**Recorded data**

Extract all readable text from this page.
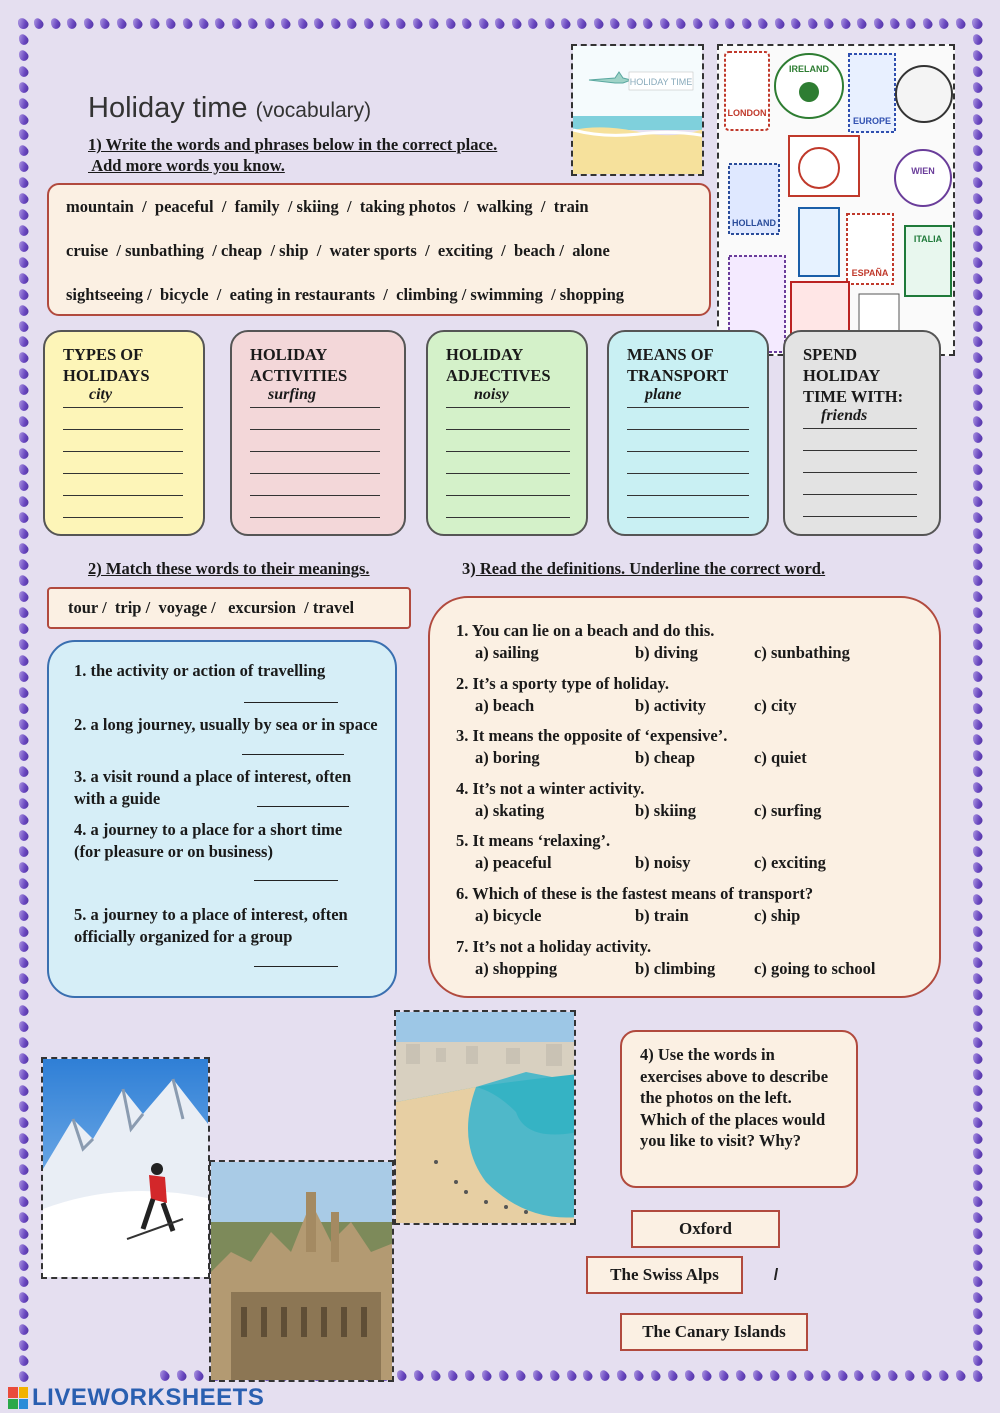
Holiday time (vocabulary)
1) Write the words and phrases below in the correct place.
Add more words you know.
HOLIDAY TIME
LONDON
IRELAND
EUROPE
HOLLAND
WIEN
ESPAÑA
ITALIA

mountain  /  peaceful  /  family  / skiing  /  taking photos  /  walking  /  train

cruise  / sunbathing  / cheap  / ship  /  water sports  /  exciting  /  beach /  alone

sightseeing /  bicycle  /  eating in restaurants  /  climbing / swimming  / shopping

TYPES OF
HOLIDAYS
city
HOLIDAY
ACTIVITIES
surfing
HOLIDAY
ADJECTIVES
noisy
MEANS OF
TRANSPORT
plane
SPEND
HOLIDAY
TIME WITH:
friends
2) Match these words to their meanings.
tour /  trip /  voyage /   excursion  / travel

1. the activity or action of travelling

2. a long journey, usually by sea or in space

3. a visit round a place of interest, often with a guide

4. a journey to a place for a short time (for pleasure or on business)

5. a journey to a place of interest, often officially organized for a group

3) Read the definitions. Underline the correct word.
1. You can lie on a beach and do this.
a) sailing	b) diving	c) sunbathing
2. It’s a sporty type of holiday.
a) beach	b) activity	c) city
3. It means the opposite of ‘expensive’.
a) boring	b) cheap	c) quiet
4. It’s not a winter activity.
a) skating	b) skiing	c) surfing
5. It means ‘relaxing’.
a) peaceful	b) noisy	c) exciting
6. Which of these is the fastest means of transport?
a) bicycle	b) train	c) ship
7. It’s not a holiday activity.
a) shopping	b) climbing	c) going to school

4) Use the words in exercises above to describe the photos on the left. Which of the places would you like to visit? Why?

Oxford
The Swiss Alps
The Canary Islands
LIVEWORKSHEETS
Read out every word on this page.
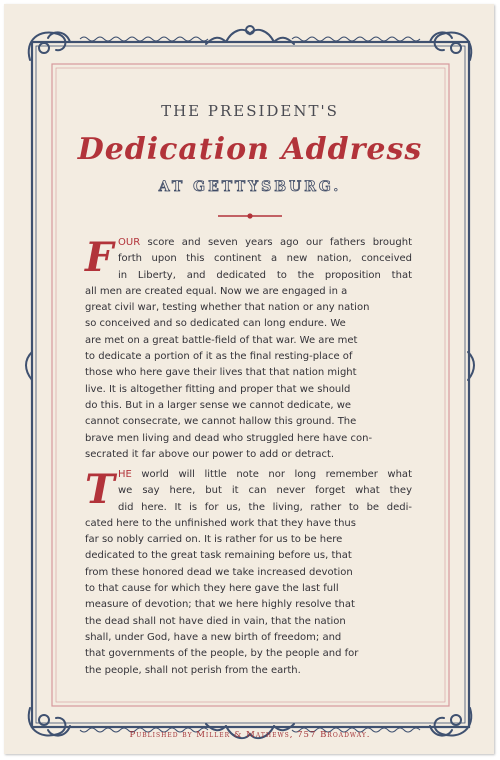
THE PRESIDENT'S
Dedication Address
AT GETTYSBURG.
F OUR score and seven years ago our fathers brought
forth upon this continent a new nation, conceived
in Liberty, and dedicated to the proposition that
all men are created equal. Now we are engaged in a
great civil war, testing whether that nation or any nation
so conceived and so dedicated can long endure. We
are met on a great battle-field of that war. We are met
to dedicate a portion of it as the final resting-place of
those who here gave their lives that that nation might
live. It is altogether fitting and proper that we should
do this. But in a larger sense we cannot dedicate, we
cannot consecrate, we cannot hallow this ground. The
brave men living and dead who struggled here have con-
secrated it far above our power to add or detract.
T HE world will little note nor long remember what
we say here, but it can never forget what they
did here. It is for us, the living, rather to be dedi-
cated here to the unfinished work that they have thus
far so nobly carried on. It is rather for us to be here
dedicated to the great task remaining before us, that
from these honored dead we take increased devotion
to that cause for which they here gave the last full
measure of devotion; that we here highly resolve that
the dead shall not have died in vain, that the nation
shall, under God, have a new birth of freedom; and
that governments of the people, by the people and for
the people, shall not perish from the earth.
Published by Miller & Mathews, 757 Broadway.
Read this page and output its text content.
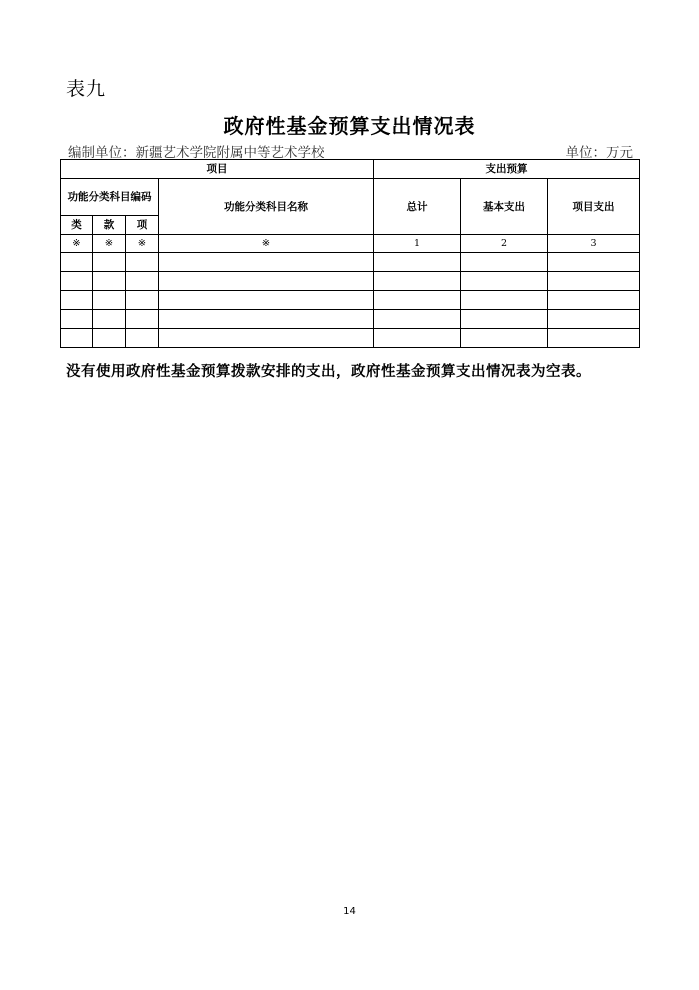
表九
政府性基金预算支出情况表
编制单位：新疆艺术学院附属中等艺术学校	单位：万元
项目				支出预算		
功能分类科目编码			功能分类科目名称	总计	基本支出	项目支出
类	款	项				
※	※	※	※	1	2	3

没有使用政府性基金预算拨款安排的支出，政府性基金预算支出情况表为空表。
14
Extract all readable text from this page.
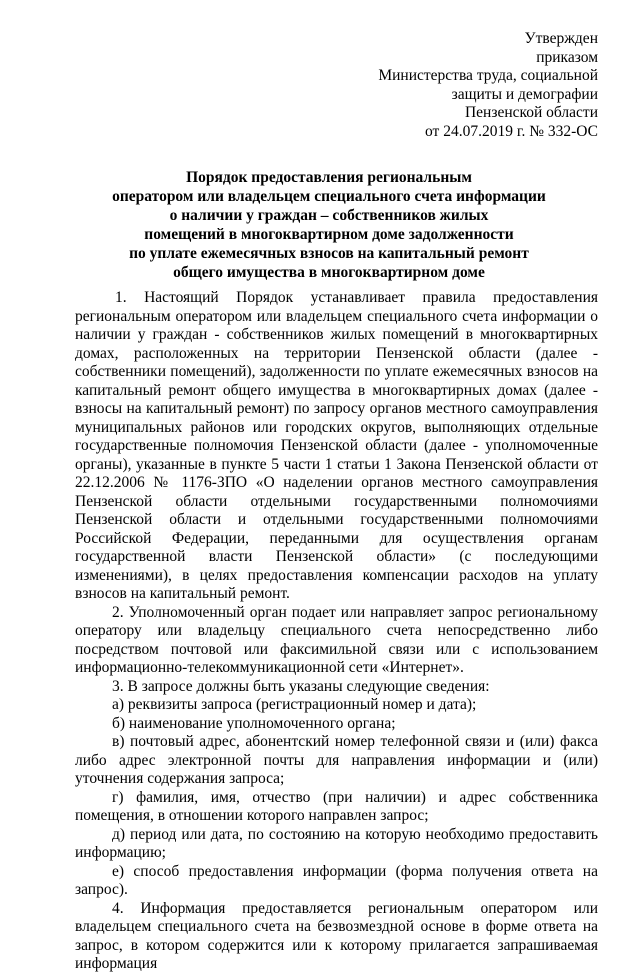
Утвержден
приказом
Министерства труда, социальной
защиты и демографии
Пензенской области
от 24.07.2019 г. № 332-ОС
Порядок предоставления региональным
оператором или владельцем специального счета информации
о наличии у граждан – собственников жилых
помещений в многоквартирном доме задолженности
по уплате ежемесячных взносов на капитальный ремонт
общего имущества в многоквартирном доме

1. Настоящий Порядок устанавливает правила предоставления региональным оператором или владельцем специального счета информации о наличии у граждан - собственников жилых помещений в многоквартирных домах, расположенных на территории Пензенской области (далее - собственники помещений), задолженности по уплате ежемесячных взносов на капитальный ремонт общего имущества в многоквартирных домах (далее - взносы на капитальный ремонт) по запросу органов местного самоуправления муниципальных районов или городских округов, выполняющих отдельные государственные полномочия Пензенской области (далее - уполномоченные органы), указанные в пункте 5 части 1 статьи 1 Закона Пензенской области от 22.12.2006 № 1176-ЗПО «О наделении органов местного самоуправления Пензенской области отдельными государственными полномочиями Пензенской области и отдельными государственными полномочиями Российской Федерации, переданными для осуществления органам государственной власти Пензенской области» (с последующими изменениями), в целях предоставления компенсации расходов на уплату взносов на капитальный ремонт.

2. Уполномоченный орган подает или направляет запрос региональному оператору или владельцу специального счета непосредственно либо посредством почтовой или факсимильной связи или с использованием информационно-телекоммуникационной сети «Интернет».

3. В запросе должны быть указаны следующие сведения:

а) реквизиты запроса (регистрационный номер и дата);

б) наименование уполномоченного органа;

в) почтовый адрес, абонентский номер телефонной связи и (или) факса либо адрес электронной почты для направления информации и (или) уточнения содержания запроса;

г) фамилия, имя, отчество (при наличии) и адрес собственника помещения, в отношении которого направлен запрос;

д) период или дата, по состоянию на которую необходимо предоставить информацию;

е) способ предоставления информации (форма получения ответа на запрос).

4. Информация предоставляется региональным оператором или владельцем специального счета на безвозмездной основе в форме ответа на запрос, в котором содержится или к которому прилагается запрашиваемая информация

**WHAT YOU SHOULD DO**
Pick out the lines containing the string "beach" and show them.

**TASK SOLUTION**
cruise  / sunbathing  / cheap  / ship  /  water sports  /  exciting  /  beach /  alone
1. You can lie on a beach and do this.
a) beach	b) activity	c) city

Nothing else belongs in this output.